Write every line out verbatim and omit the pictures.

(Recorded data)
----

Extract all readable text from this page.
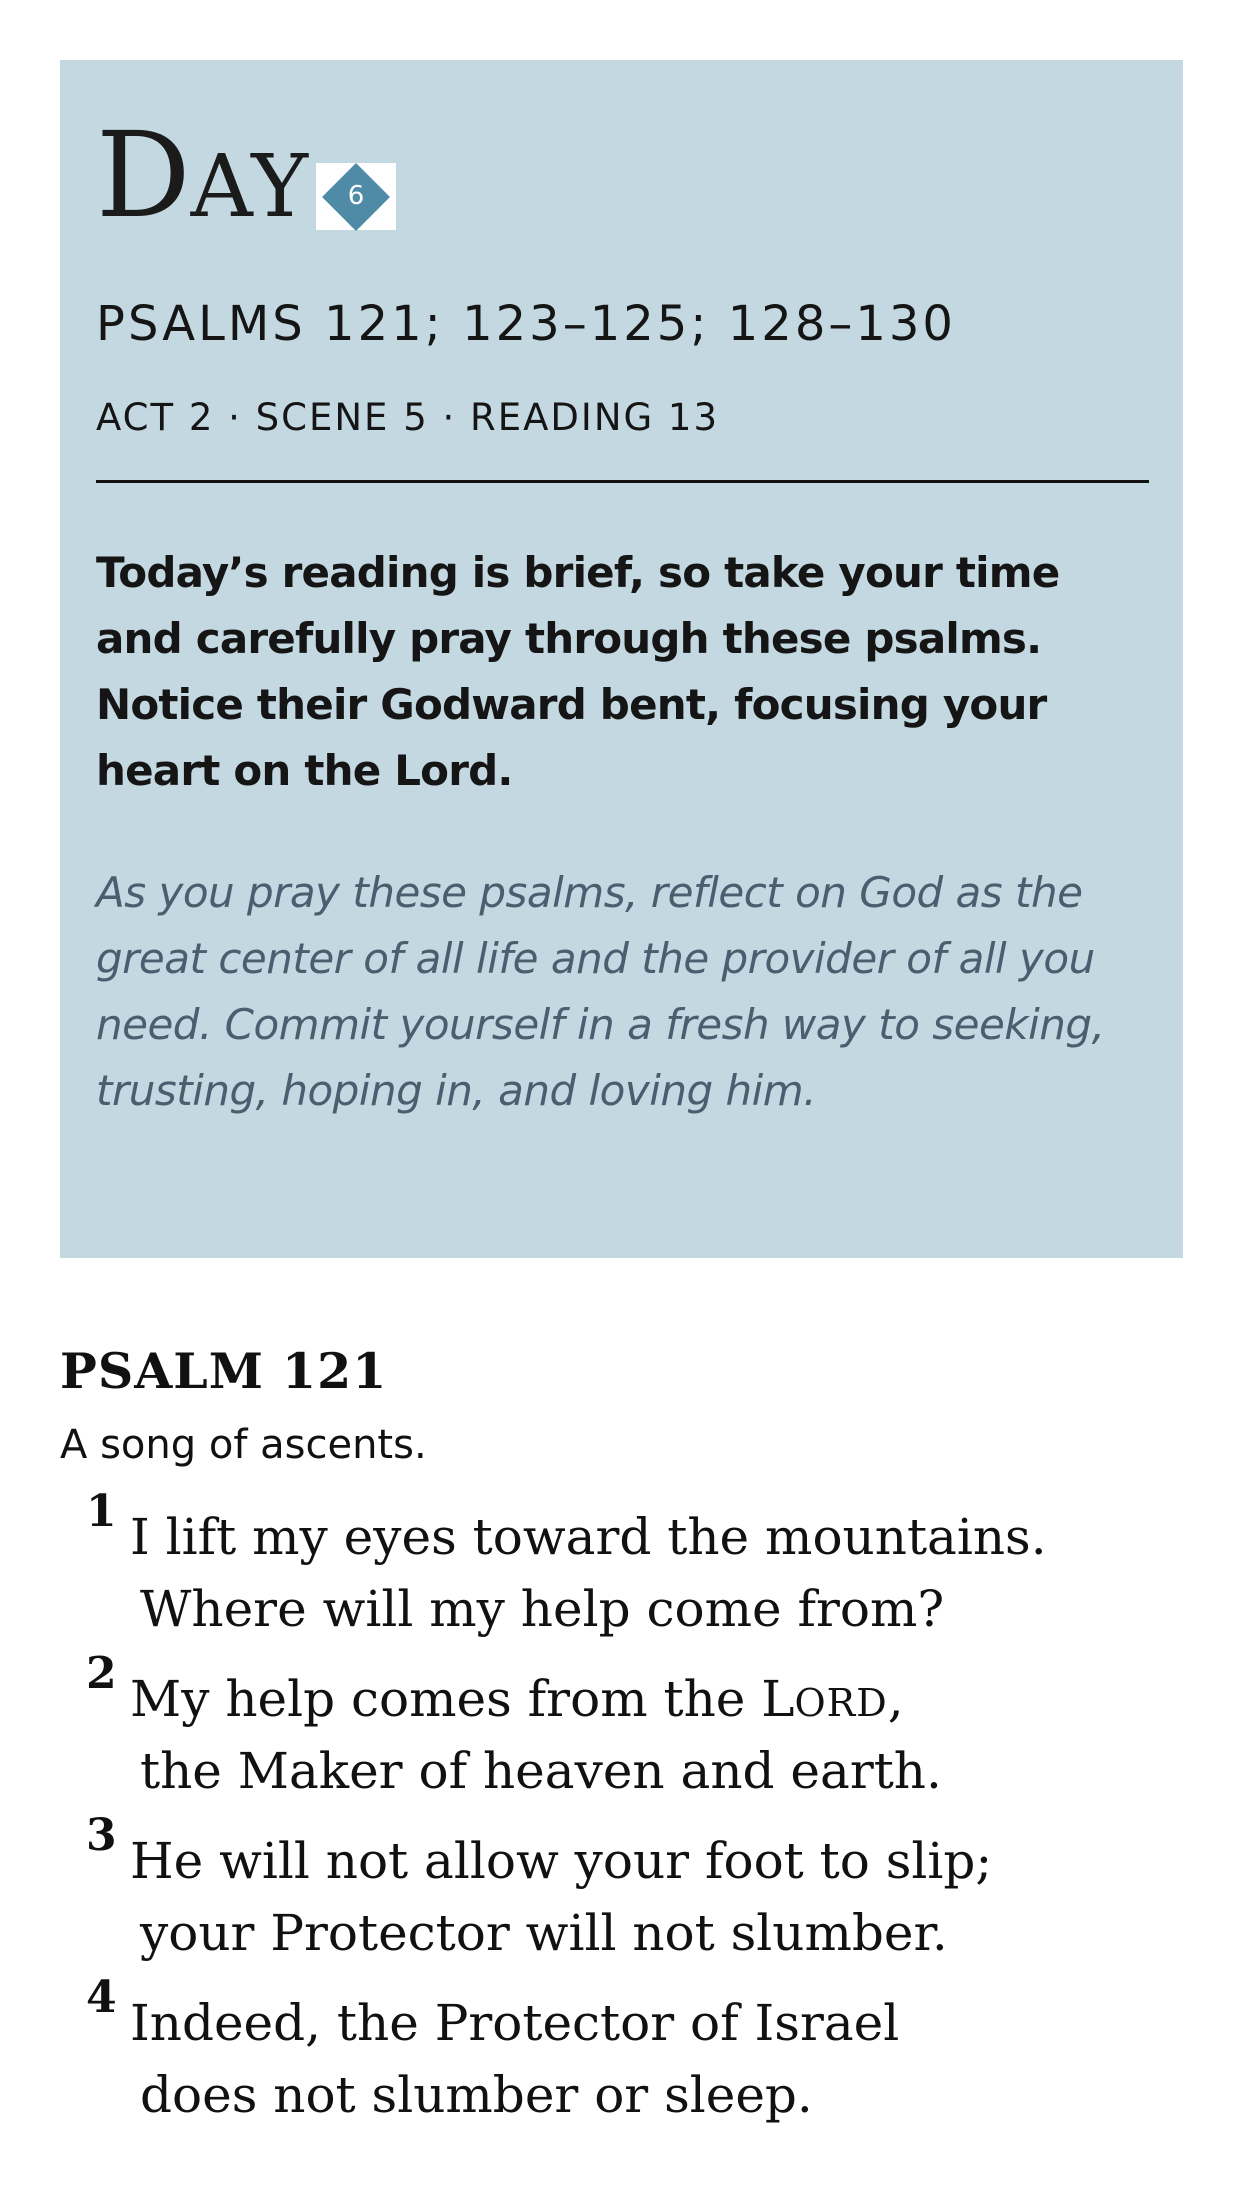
DAY	6
PSALMS 121; 123–125; 128–130
ACT 2 · SCENE 5 · READING 13
Today’s reading is brief, so take your time and carefully pray through these psalms. Notice their Godward bent, focusing your heart on the Lord.
As you pray these psalms, reflect on God as the great center of all life and the provider of all you need. Commit yourself in a fresh way to seeking, trusting, hoping in, and loving him.
PSALM 121
A song of ascents.
1 I lift my eyes toward the mountains.
Where will my help come from?
2 My help comes from the LORD,
the Maker of heaven and earth.
3 He will not allow your foot to slip;
your Protector will not slumber.
4 Indeed, the Protector of Israel
does not slumber or sleep.
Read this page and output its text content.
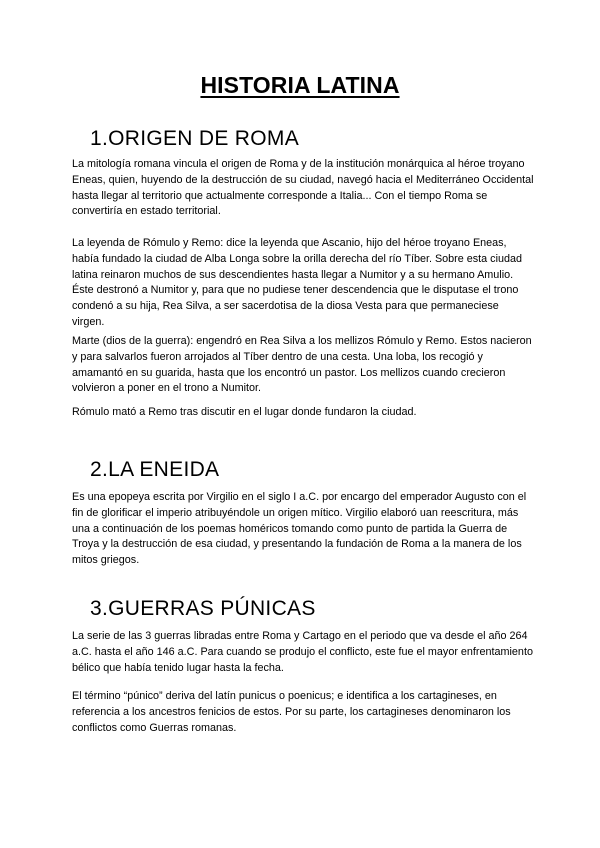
HISTORIA LATINA
1.ORIGEN DE ROMA

La mitología romana vincula el origen de Roma y de la institución monárquica al héroe troyano Eneas, quien, huyendo de la destrucción de su ciudad, navegó hacia el Mediterráneo Occidental hasta llegar al territorio que actualmente corresponde a Italia... Con el tiempo Roma se convertiría en estado territorial.

La leyenda de Rómulo y Remo: dice la leyenda que Ascanio, hijo del héroe troyano Eneas, había fundado la ciudad de Alba Longa sobre la orilla derecha del río Tíber. Sobre esta ciudad latina reinaron muchos de sus descendientes hasta llegar a Numitor y a su hermano Amulio. Éste destronó a Numitor y, para que no pudiese tener descendencia que le disputase el trono condenó a su hija, Rea Silva, a ser sacerdotisa de la diosa Vesta para que permaneciese virgen.

Marte (dios de la guerra): engendró en Rea Silva a los mellizos Rómulo y Remo. Estos nacieron y para salvarlos fueron arrojados al Tíber dentro de una cesta. Una loba, los recogió y amamantó en su guarida, hasta que los encontró un pastor. Los mellizos cuando crecieron volvieron a poner en el trono a Numitor.

Rómulo mató a Remo tras discutir en el lugar donde fundaron la ciudad.

2.LA ENEIDA

Es una epopeya escrita por Virgilio en el siglo I a.C. por encargo del emperador Augusto con el fin de glorificar el imperio atribuyéndole un origen mítico. Virgilio elaboró uan reescritura, más una a continuación de los poemas homéricos tomando como punto de partida la Guerra de Troya y la destrucción de esa ciudad, y presentando la fundación de Roma a la manera de los mitos griegos.

3.GUERRAS PÚNICAS

La serie de las 3 guerras libradas entre Roma y Cartago en el periodo que va desde el año 264 a.C. hasta el año 146 a.C. Para cuando se produjo el conflicto, este fue el mayor enfrentamiento bélico que había tenido lugar hasta la fecha.

El término “púnico” deriva del latín punicus o poenicus; e identifica a los cartagineses, en referencia a los ancestros fenicios de estos. Por su parte, los cartagineses denominaron los conflictos como Guerras romanas.
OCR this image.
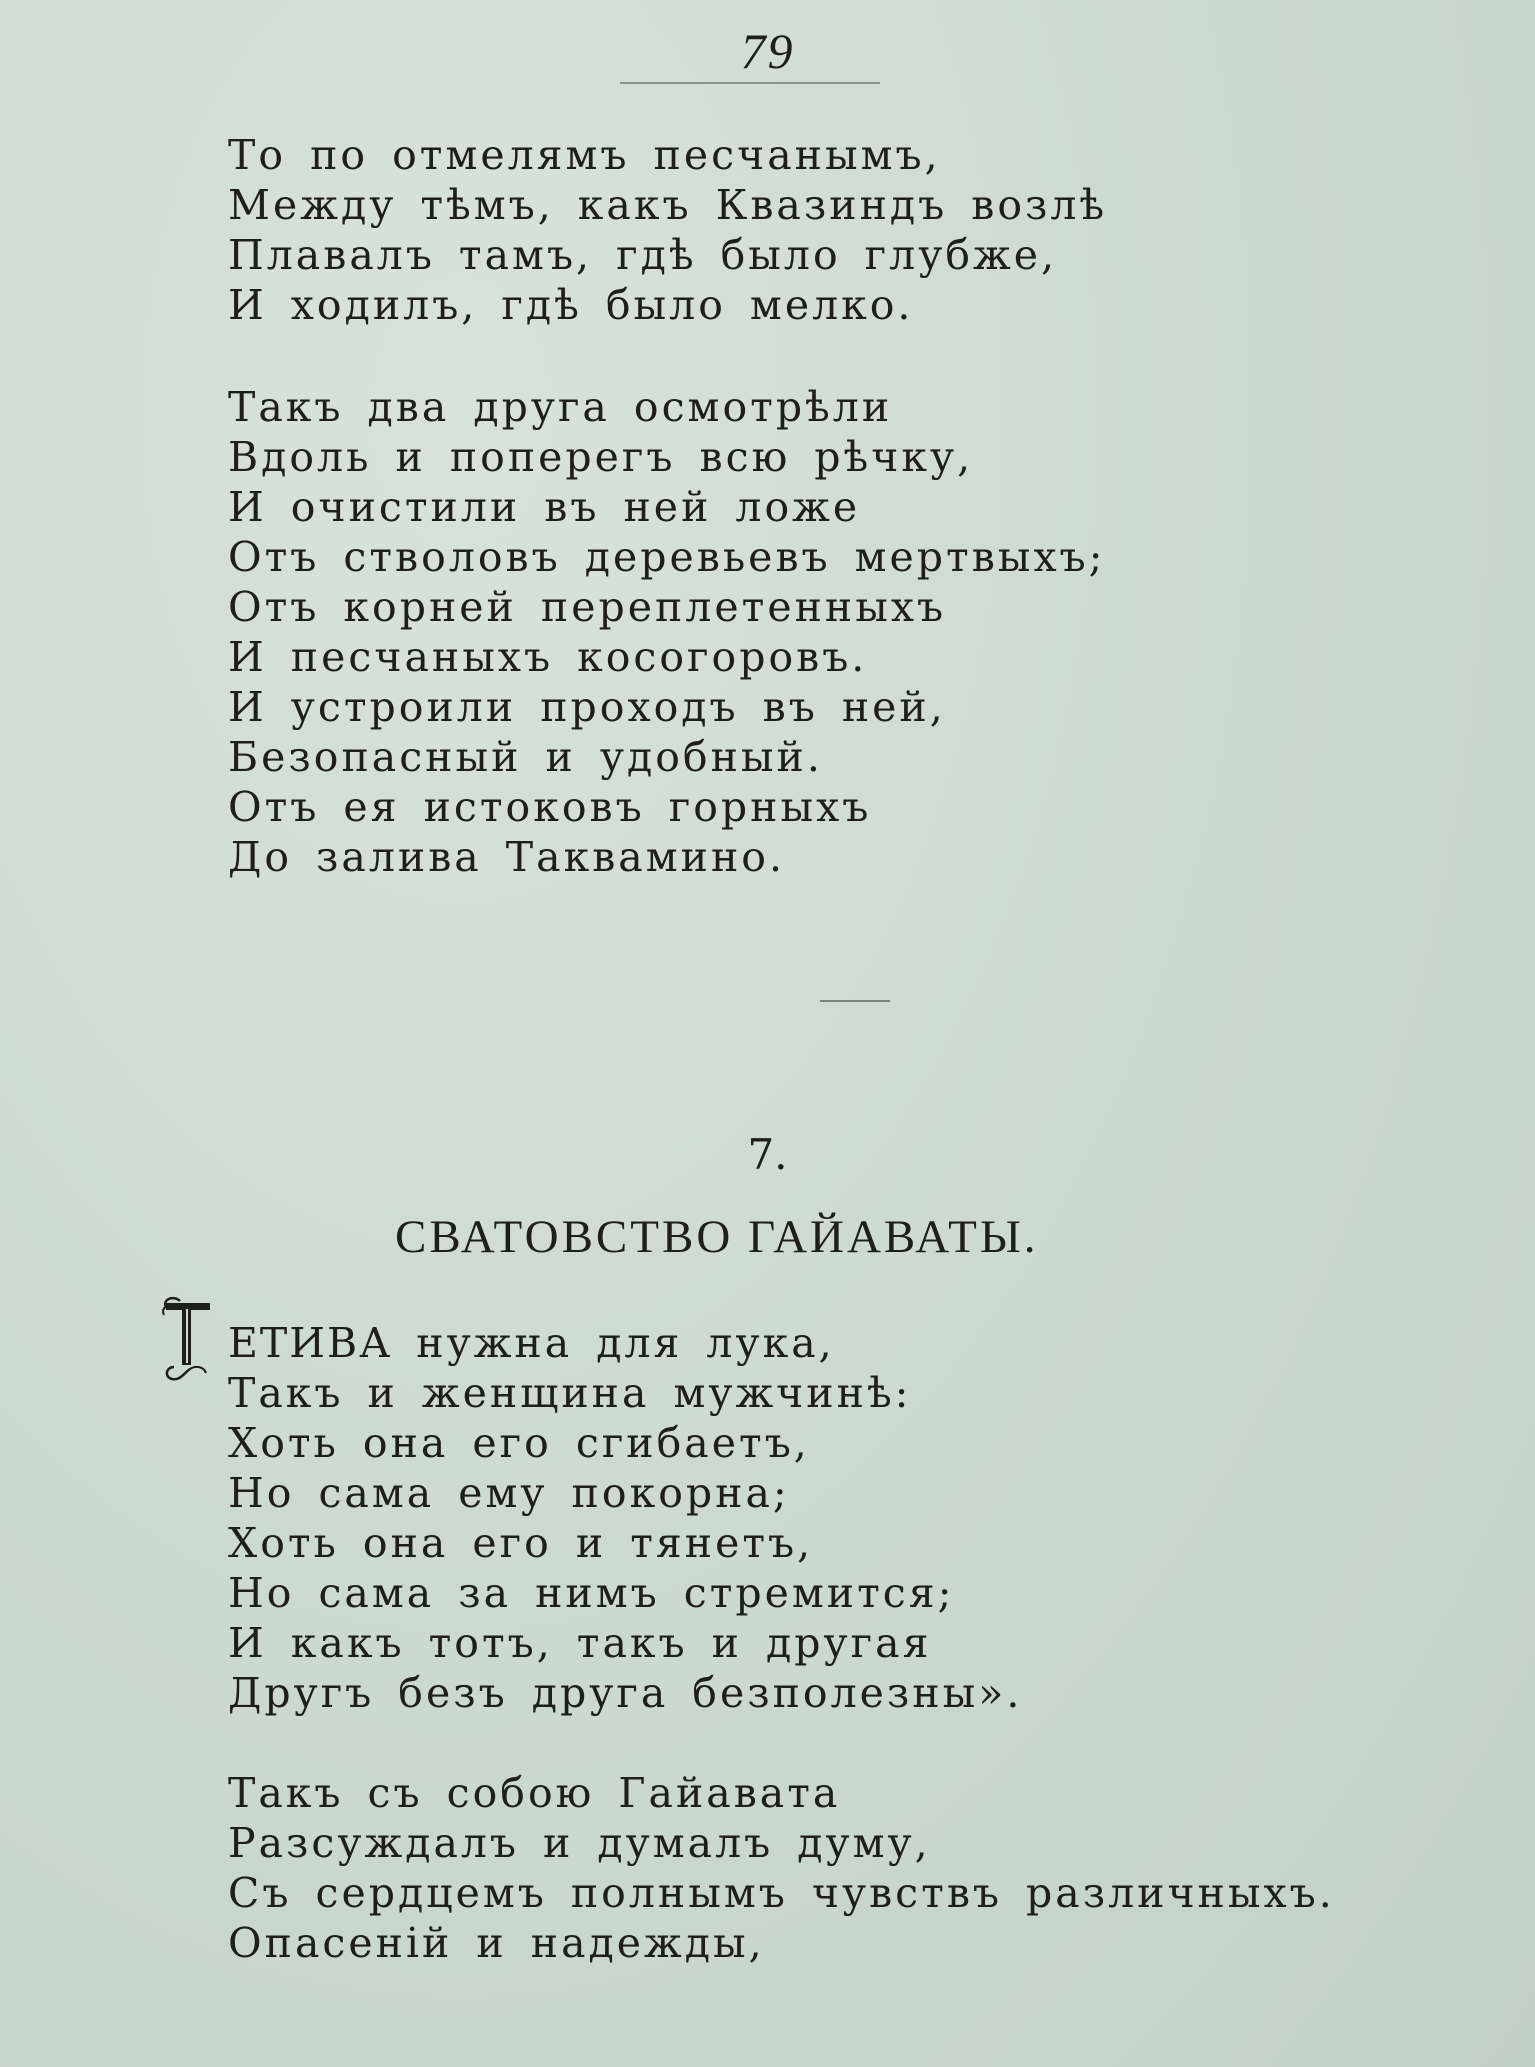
79
То по отмелямъ песчанымъ,
Между тѣмъ, какъ Квазиндъ возлѣ
Плавалъ тамъ, гдѣ было глубже,
И ходилъ, гдѣ было мелко.
Такъ два друга осмотрѣли
Вдоль и поперегъ всю рѣчку,
И очистили въ ней ложе
Отъ стволовъ деревьевъ мертвыхъ;
Отъ корней переплетенныхъ
И песчаныхъ косогоровъ.
И устроили проходъ въ ней,
Безопасный и удобный.
Отъ ея истоковъ горныхъ
До залива Таквамино.
7.
СВАТОВСТВО ГАЙАВАТЫ.
ЕТИВА нужна для лука,
Такъ и женщина мужчинѣ:
Хоть она его сгибаетъ,
Но сама ему покорна;
Хоть она его и тянетъ,
Но сама за нимъ стремится;
И какъ тотъ, такъ и другая
Другъ безъ друга безполезны».
Такъ съ собою Гайавата
Разсуждалъ и думалъ думу,
Съ сердцемъ полнымъ чувствъ различныхъ.
Опасеній и надежды,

----

Finished exercise:
Extract all readable text from this page.
DAY	6
PSALMS 121; 123–125; 128–130
ACT 2 · SCENE 5 · READING 13
Today’s reading is brief, so take your time and carefully pray through these psalms. Notice their Godward bent, focusing your heart on the Lord.
As you pray these psalms, reflect on God as the great center of all life and the provider of all you need. Commit yourself in a fresh way to seeking, trusting, hoping in, and loving him.
PSALM 121
A song of ascents.
1 I lift my eyes toward the mountains.
Where will my help come from?
2 My help comes from the LORD,
the Maker of heaven and earth.
3 He will not allow your foot to slip;
your Protector will not slumber.
4 Indeed, the Protector of Israel
does not slumber or sleep.
Read this page and output its text content.
HISTORIA LATINA
1.ORIGEN DE ROMA

La mitología romana vincula el origen de Roma y de la institución monárquica al héroe troyano Eneas, quien, huyendo de la destrucción de su ciudad, navegó hacia el Mediterráneo Occidental hasta llegar al territorio que actualmente corresponde a Italia... Con el tiempo Roma se convertiría en estado territorial.

La leyenda de Rómulo y Remo: dice la leyenda que Ascanio, hijo del héroe troyano Eneas, había fundado la ciudad de Alba Longa sobre la orilla derecha del río Tíber. Sobre esta ciudad latina reinaron muchos de sus descendientes hasta llegar a Numitor y a su hermano Amulio. Éste destronó a Numitor y, para que no pudiese tener descendencia que le disputase el trono condenó a su hija, Rea Silva, a ser sacerdotisa de la diosa Vesta para que permaneciese virgen.

Marte (dios de la guerra): engendró en Rea Silva a los mellizos Rómulo y Remo. Estos nacieron y para salvarlos fueron arrojados al Tíber dentro de una cesta. Una loba, los recogió y amamantó en su guarida, hasta que los encontró un pastor. Los mellizos cuando crecieron volvieron a poner en el trono a Numitor.

Rómulo mató a Remo tras discutir en el lugar donde fundaron la ciudad.

2.LA ENEIDA

Es una epopeya escrita por Virgilio en el siglo I a.C. por encargo del emperador Augusto con el fin de glorificar el imperio atribuyéndole un origen mítico. Virgilio elaboró uan reescritura, más una a continuación de los poemas homéricos tomando como punto de partida la Guerra de Troya y la destrucción de esa ciudad, y presentando la fundación de Roma a la manera de los mitos griegos.

3.GUERRAS PÚNICAS

La serie de las 3 guerras libradas entre Roma y Cartago en el periodo que va desde el año 264 a.C. hasta el año 146 a.C. Para cuando se produjo el conflicto, este fue el mayor enfrentamiento bélico que había tenido lugar hasta la fecha.

El término “púnico” deriva del latín punicus o poenicus; e identifica a los cartagineses, en referencia a los ancestros fenicios de estos. Por su parte, los cartagineses denominaron los conflictos como Guerras romanas.
OCR this image.
79
То по отмелямъ песчанымъ,
Между тѣмъ, какъ Квазиндъ возлѣ
Плавалъ тамъ, гдѣ было глубже,
И ходилъ, гдѣ было мелко.
Такъ два друга осмотрѣли
Вдоль и поперегъ всю рѣчку,
И очистили въ ней ложе
Отъ стволовъ деревьевъ мертвыхъ;
Отъ корней переплетенныхъ
И песчаныхъ косогоровъ.
И устроили проходъ въ ней,
Безопасный и удобный.
Отъ ея истоковъ горныхъ
До залива Таквамино.
7.
СВАТОВСТВО ГАЙАВАТЫ.
ЕТИВА нужна для лука,
Такъ и женщина мужчинѣ:
Хоть она его сгибаетъ,
Но сама ему покорна;
Хоть она его и тянетъ,
Но сама за нимъ стремится;
И какъ тотъ, такъ и другая
Другъ безъ друга безполезны».
Такъ съ собою Гайавата
Разсуждалъ и думалъ думу,
Съ сердцемъ полнымъ чувствъ различныхъ.
Опасеній и надежды,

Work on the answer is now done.